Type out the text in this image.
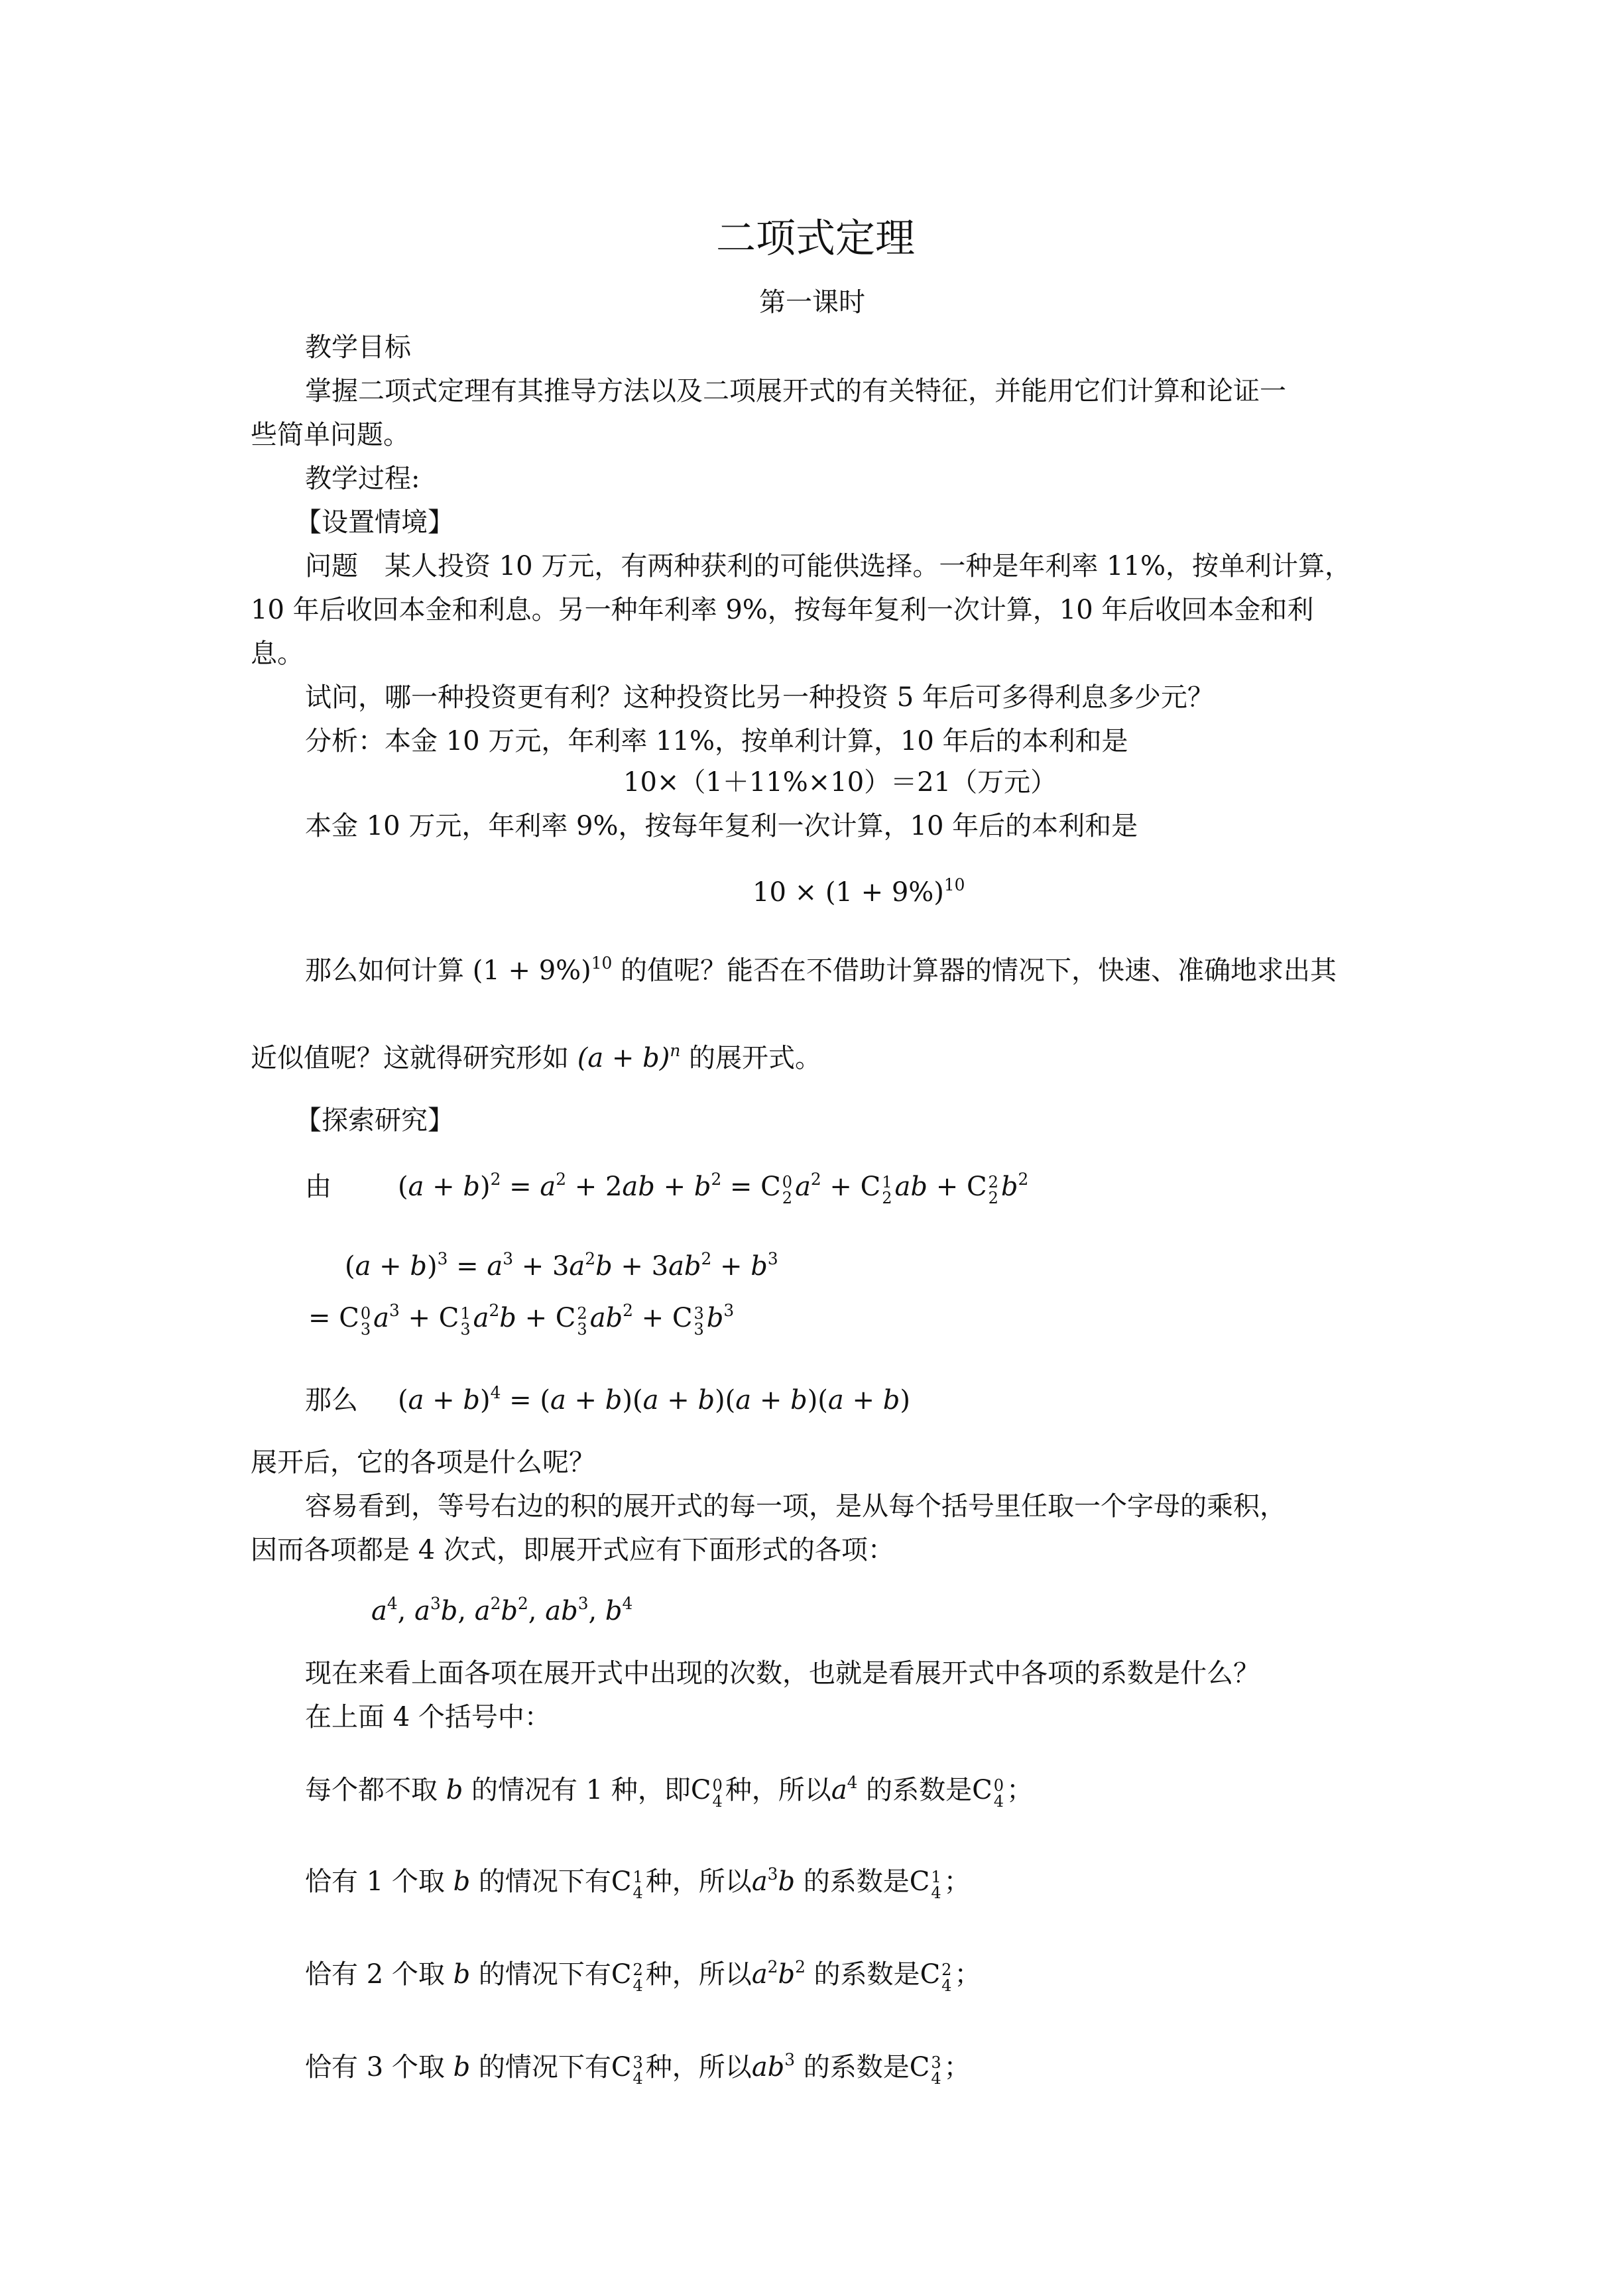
二项式定理
第一课时
教学目标
掌握二项式定理有其推导方法以及二项展开式的有关特征，并能用它们计算和论证一
些简单问题。
教学过程:
【设置情境】
问题　某人投资 10 万元，有两种获利的可能供选择。一种是年利率 11%，按单利计算，
10 年后收回本金和利息。另一种年利率 9%，按每年复利一次计算，10 年后收回本金和利
息。
试问，哪一种投资更有利？这种投资比另一种投资 5 年后可多得利息多少元？
分析：本金 10 万元，年利率 11%，按单利计算，10 年后的本利和是
10×（1＋11%×10）＝21（万元）
本金 10 万元，年利率 9%，按每年复利一次计算，10 年后的本利和是
$10 \times (1 + 9\%)^{10}$
那么如何计算 $(1 + 9\%)^{10}$ 的值呢？能否在不借助计算器的情况下，快速、准确地求出其
近似值呢？这就得研究形如 $(a + b)^n$ 的展开式。
【探索研究】
由	$(a + b)^2 = a^2 + 2ab + b^2 = C$ 0
2 $a^2 + C$ 1
2 ab + C 2
2 $b^2$
$(a + b)^3 = a^3 + 3a^2b + 3ab^2 + b^3$
= C 0
3 $a^3 + C$ 1
3 $a^2b + C$ 2
3 $ab^2 + C$ 3
3 $b^3$
那么 $(a + b)^4 = (a + b)(a + b)(a + b)(a + b)$
展开后，它的各项是什么呢？
容易看到，等号右边的积的展开式的每一项，是从每个括号里任取一个字母的乘积，
因而各项都是 4 次式，即展开式应有下面形式的各项：
$a^4$, $a^3b$, $a^2b^2$, $ab^3$, $b^4$
现在来看上面各项在展开式中出现的次数，也就是看展开式中各项的系数是什么？
在上面 4 个括号中：
每个都不取 b 的情况有 1 种，即C 0
4 种，所以$a^4$ 的系数是C 0
4 ；
恰有 1 个取 b 的情况下有C 1
4 种，所以$a^3b$ 的系数是C 1
4 ；
恰有 2 个取 b 的情况下有C 2
4 种，所以$a^2b^2$ 的系数是C 2
4 ；
恰有 3 个取 b 的情况下有C 3
4 种，所以$ab^3$ 的系数是C 3
4 ；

■ REQUIRED WORK: Pictures in the data above should not be copied; transcribe everything else exactly.

■ COMPLETE RESPONSE:
Type out the text in this image.
二项式定理
第一课时
教学目标
掌握二项式定理有其推导方法以及二项展开式的有关特征，并能用它们计算和论证一
些简单问题。
教学过程:
【设置情境】
问题　某人投资 10 万元，有两种获利的可能供选择。一种是年利率 11%，按单利计算，
10 年后收回本金和利息。另一种年利率 9%，按每年复利一次计算，10 年后收回本金和利
息。
试问，哪一种投资更有利？这种投资比另一种投资 5 年后可多得利息多少元？
分析：本金 10 万元，年利率 11%，按单利计算，10 年后的本利和是
10×（1＋11%×10）＝21（万元）
本金 10 万元，年利率 9%，按每年复利一次计算，10 年后的本利和是
$10 \times (1 + 9\%)^{10}$
那么如何计算 $(1 + 9\%)^{10}$ 的值呢？能否在不借助计算器的情况下，快速、准确地求出其
近似值呢？这就得研究形如 $(a + b)^n$ 的展开式。
【探索研究】
由	$(a + b)^2 = a^2 + 2ab + b^2 = C$ 0
2 $a^2 + C$ 1
2 ab + C 2
2 $b^2$
$(a + b)^3 = a^3 + 3a^2b + 3ab^2 + b^3$
= C 0
3 $a^3 + C$ 1
3 $a^2b + C$ 2
3 $ab^2 + C$ 3
3 $b^3$
那么 $(a + b)^4 = (a + b)(a + b)(a + b)(a + b)$
展开后，它的各项是什么呢？
容易看到，等号右边的积的展开式的每一项，是从每个括号里任取一个字母的乘积，
因而各项都是 4 次式，即展开式应有下面形式的各项：
$a^4$, $a^3b$, $a^2b^2$, $ab^3$, $b^4$
现在来看上面各项在展开式中出现的次数，也就是看展开式中各项的系数是什么？
在上面 4 个括号中：
每个都不取 b 的情况有 1 种，即C 0
4 种，所以$a^4$ 的系数是C 0
4 ；
恰有 1 个取 b 的情况下有C 1
4 种，所以$a^3b$ 的系数是C 1
4 ；
恰有 2 个取 b 的情况下有C 2
4 种，所以$a^2b^2$ 的系数是C 2
4 ；
恰有 3 个取 b 的情况下有C 3
4 种，所以$ab^3$ 的系数是C 3
4 ；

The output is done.